# OBJECTIVE
Rewrite all of the rows below, swapping each "janv." for "Jan." and keeping everything else the same.

# RAW DATA
▽

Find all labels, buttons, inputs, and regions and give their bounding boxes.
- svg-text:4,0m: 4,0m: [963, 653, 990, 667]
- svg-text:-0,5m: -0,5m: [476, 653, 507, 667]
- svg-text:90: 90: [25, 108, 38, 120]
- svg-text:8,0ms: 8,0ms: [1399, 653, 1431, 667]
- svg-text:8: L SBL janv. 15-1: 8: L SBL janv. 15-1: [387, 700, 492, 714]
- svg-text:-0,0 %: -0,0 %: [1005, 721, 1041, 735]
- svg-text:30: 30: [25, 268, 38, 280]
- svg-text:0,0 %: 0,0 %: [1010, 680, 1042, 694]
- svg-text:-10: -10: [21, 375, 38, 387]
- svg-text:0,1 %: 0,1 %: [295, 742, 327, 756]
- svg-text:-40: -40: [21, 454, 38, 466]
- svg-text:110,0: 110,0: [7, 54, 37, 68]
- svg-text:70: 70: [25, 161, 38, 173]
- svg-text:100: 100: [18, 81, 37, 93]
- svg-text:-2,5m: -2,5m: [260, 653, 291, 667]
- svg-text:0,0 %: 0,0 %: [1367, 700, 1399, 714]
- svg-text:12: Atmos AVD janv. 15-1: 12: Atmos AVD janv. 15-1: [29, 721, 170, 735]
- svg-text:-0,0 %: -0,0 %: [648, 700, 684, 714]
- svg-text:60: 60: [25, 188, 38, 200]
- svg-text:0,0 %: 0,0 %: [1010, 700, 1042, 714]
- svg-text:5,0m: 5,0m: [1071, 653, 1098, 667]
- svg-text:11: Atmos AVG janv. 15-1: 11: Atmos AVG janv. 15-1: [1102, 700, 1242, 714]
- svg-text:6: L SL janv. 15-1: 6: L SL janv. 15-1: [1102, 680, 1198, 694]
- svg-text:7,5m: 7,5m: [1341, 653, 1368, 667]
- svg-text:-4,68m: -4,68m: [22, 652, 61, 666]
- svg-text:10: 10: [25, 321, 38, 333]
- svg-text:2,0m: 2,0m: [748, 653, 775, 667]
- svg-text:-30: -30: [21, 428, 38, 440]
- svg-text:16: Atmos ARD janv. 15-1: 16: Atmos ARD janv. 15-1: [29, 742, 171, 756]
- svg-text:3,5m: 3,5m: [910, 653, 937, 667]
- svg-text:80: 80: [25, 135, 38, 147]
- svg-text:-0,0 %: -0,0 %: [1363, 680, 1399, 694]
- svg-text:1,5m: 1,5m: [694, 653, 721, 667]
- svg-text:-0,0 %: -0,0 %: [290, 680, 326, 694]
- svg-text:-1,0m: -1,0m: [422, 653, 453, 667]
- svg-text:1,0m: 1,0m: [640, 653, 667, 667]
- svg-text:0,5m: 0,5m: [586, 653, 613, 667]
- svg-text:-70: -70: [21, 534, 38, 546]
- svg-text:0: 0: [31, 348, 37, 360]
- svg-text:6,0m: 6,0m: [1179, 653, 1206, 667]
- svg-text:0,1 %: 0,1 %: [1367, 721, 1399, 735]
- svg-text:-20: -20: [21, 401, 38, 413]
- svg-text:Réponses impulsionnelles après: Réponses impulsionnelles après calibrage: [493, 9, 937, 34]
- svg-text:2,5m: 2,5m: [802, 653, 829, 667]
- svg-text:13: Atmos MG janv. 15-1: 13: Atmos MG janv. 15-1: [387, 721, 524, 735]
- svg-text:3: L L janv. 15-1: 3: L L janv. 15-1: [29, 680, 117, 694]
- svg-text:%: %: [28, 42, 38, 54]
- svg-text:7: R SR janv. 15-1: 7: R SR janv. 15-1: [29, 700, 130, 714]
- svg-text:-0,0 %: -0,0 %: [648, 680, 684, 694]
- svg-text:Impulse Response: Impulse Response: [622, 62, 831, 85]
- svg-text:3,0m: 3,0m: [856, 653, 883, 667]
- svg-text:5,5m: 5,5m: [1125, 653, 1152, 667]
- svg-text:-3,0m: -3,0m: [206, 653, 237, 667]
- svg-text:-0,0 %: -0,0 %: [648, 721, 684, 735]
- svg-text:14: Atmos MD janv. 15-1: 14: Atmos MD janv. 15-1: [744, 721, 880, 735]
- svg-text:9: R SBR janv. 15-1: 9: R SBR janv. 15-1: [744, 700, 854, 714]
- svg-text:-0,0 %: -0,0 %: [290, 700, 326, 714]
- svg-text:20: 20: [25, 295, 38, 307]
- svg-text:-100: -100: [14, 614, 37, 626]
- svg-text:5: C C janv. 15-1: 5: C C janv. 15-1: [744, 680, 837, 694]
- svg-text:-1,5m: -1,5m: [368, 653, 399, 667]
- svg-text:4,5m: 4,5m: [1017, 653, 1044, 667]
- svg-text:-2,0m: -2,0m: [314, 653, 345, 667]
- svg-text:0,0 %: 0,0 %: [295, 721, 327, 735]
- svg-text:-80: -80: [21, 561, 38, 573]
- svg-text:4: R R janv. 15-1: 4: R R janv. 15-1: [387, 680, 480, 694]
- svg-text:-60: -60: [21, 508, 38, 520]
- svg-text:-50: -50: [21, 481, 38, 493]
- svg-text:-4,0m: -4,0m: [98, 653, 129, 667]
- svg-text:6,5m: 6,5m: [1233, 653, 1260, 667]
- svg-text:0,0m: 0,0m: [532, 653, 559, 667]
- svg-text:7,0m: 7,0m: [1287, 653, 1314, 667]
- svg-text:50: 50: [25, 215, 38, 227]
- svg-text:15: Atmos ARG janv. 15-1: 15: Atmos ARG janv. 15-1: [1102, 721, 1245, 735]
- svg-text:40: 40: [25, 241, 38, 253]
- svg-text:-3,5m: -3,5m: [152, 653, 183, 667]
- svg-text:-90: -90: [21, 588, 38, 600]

△

# TASK RESULT
Find all labels, buttons, inputs, and regions and give their bounding boxes.
- svg-text:4,0m: 4,0m: [963, 653, 990, 667]
- svg-text:-0,5m: -0,5m: [476, 653, 507, 667]
- svg-text:90: 90: [25, 108, 38, 120]
- svg-text:8,0ms: 8,0ms: [1399, 653, 1431, 667]
- svg-text:8: L SBL Jan. 15-1: 8: L SBL Jan. 15-1: [387, 700, 492, 714]
- svg-text:-0,0 %: -0,0 %: [1005, 721, 1041, 735]
- svg-text:30: 30: [25, 268, 38, 280]
- svg-text:0,0 %: 0,0 %: [1010, 680, 1042, 694]
- svg-text:-10: -10: [21, 375, 38, 387]
- svg-text:0,1 %: 0,1 %: [295, 742, 327, 756]
- svg-text:-40: -40: [21, 454, 38, 466]
- svg-text:110,0: 110,0: [7, 54, 37, 68]
- svg-text:70: 70: [25, 161, 38, 173]
- svg-text:100: 100: [18, 81, 37, 93]
- svg-text:-2,5m: -2,5m: [260, 653, 291, 667]
- svg-text:0,0 %: 0,0 %: [1367, 700, 1399, 714]
- svg-text:12: Atmos AVD Jan. 15-1: 12: Atmos AVD Jan. 15-1: [29, 721, 170, 735]
- svg-text:-0,0 %: -0,0 %: [648, 700, 684, 714]
- svg-text:60: 60: [25, 188, 38, 200]
- svg-text:0,0 %: 0,0 %: [1010, 700, 1042, 714]
- svg-text:5,0m: 5,0m: [1071, 653, 1098, 667]
- svg-text:11: Atmos AVG Jan. 15-1: 11: Atmos AVG Jan. 15-1: [1102, 700, 1242, 714]
- svg-text:6: L SL Jan. 15-1: 6: L SL Jan. 15-1: [1102, 680, 1198, 694]
- svg-text:7,5m: 7,5m: [1341, 653, 1368, 667]
- svg-text:-4,68m: -4,68m: [22, 652, 61, 666]
- svg-text:10: 10: [25, 321, 38, 333]
- svg-text:2,0m: 2,0m: [748, 653, 775, 667]
- svg-text:-30: -30: [21, 428, 38, 440]
- svg-text:16: Atmos ARD Jan. 15-1: 16: Atmos ARD Jan. 15-1: [29, 742, 171, 756]
- svg-text:3,5m: 3,5m: [910, 653, 937, 667]
- svg-text:80: 80: [25, 135, 38, 147]
- svg-text:-0,0 %: -0,0 %: [1363, 680, 1399, 694]
- svg-text:1,5m: 1,5m: [694, 653, 721, 667]
- svg-text:-0,0 %: -0,0 %: [290, 680, 326, 694]
- svg-text:-1,0m: -1,0m: [422, 653, 453, 667]
- svg-text:1,0m: 1,0m: [640, 653, 667, 667]
- svg-text:0,5m: 0,5m: [586, 653, 613, 667]
- svg-text:-70: -70: [21, 534, 38, 546]
- svg-text:0: 0: [31, 348, 37, 360]
- svg-text:6,0m: 6,0m: [1179, 653, 1206, 667]
- svg-text:0,1 %: 0,1 %: [1367, 721, 1399, 735]
- svg-text:-20: -20: [21, 401, 38, 413]
- svg-text:Réponses impulsionnelles après: Réponses impulsionnelles après calibrage: [493, 9, 937, 34]
- svg-text:2,5m: 2,5m: [802, 653, 829, 667]
- svg-text:13: Atmos MG Jan. 15-1: 13: Atmos MG Jan. 15-1: [387, 721, 524, 735]
- svg-text:3: L L Jan. 15-1: 3: L L Jan. 15-1: [29, 680, 117, 694]
- svg-text:%: %: [28, 42, 38, 54]
- svg-text:7: R SR Jan. 15-1: 7: R SR Jan. 15-1: [29, 700, 130, 714]
- svg-text:-0,0 %: -0,0 %: [648, 680, 684, 694]
- svg-text:Impulse Response: Impulse Response: [622, 62, 831, 85]
- svg-text:3,0m: 3,0m: [856, 653, 883, 667]
- svg-text:5,5m: 5,5m: [1125, 653, 1152, 667]
- svg-text:-3,0m: -3,0m: [206, 653, 237, 667]
- svg-text:-0,0 %: -0,0 %: [648, 721, 684, 735]
- svg-text:14: Atmos MD Jan. 15-1: 14: Atmos MD Jan. 15-1: [744, 721, 880, 735]
- svg-text:9: R SBR Jan. 15-1: 9: R SBR Jan. 15-1: [744, 700, 854, 714]
- svg-text:-0,0 %: -0,0 %: [290, 700, 326, 714]
- svg-text:20: 20: [25, 295, 38, 307]
- svg-text:-100: -100: [14, 614, 37, 626]
- svg-text:5: C C Jan. 15-1: 5: C C Jan. 15-1: [744, 680, 837, 694]
- svg-text:-1,5m: -1,5m: [368, 653, 399, 667]
- svg-text:4,5m: 4,5m: [1017, 653, 1044, 667]
- svg-text:-2,0m: -2,0m: [314, 653, 345, 667]
- svg-text:0,0 %: 0,0 %: [295, 721, 327, 735]
- svg-text:-80: -80: [21, 561, 38, 573]
- svg-text:4: R R Jan. 15-1: 4: R R Jan. 15-1: [387, 680, 480, 694]
- svg-text:-60: -60: [21, 508, 38, 520]
- svg-text:-50: -50: [21, 481, 38, 493]
- svg-text:-4,0m: -4,0m: [98, 653, 129, 667]
- svg-text:6,5m: 6,5m: [1233, 653, 1260, 667]
- svg-text:0,0m: 0,0m: [532, 653, 559, 667]
- svg-text:7,0m: 7,0m: [1287, 653, 1314, 667]
- svg-text:50: 50: [25, 215, 38, 227]
- svg-text:15: Atmos ARG Jan. 15-1: 15: Atmos ARG Jan. 15-1: [1102, 721, 1245, 735]
- svg-text:40: 40: [25, 241, 38, 253]
- svg-text:-3,5m: -3,5m: [152, 653, 183, 667]
- svg-text:-90: -90: [21, 588, 38, 600]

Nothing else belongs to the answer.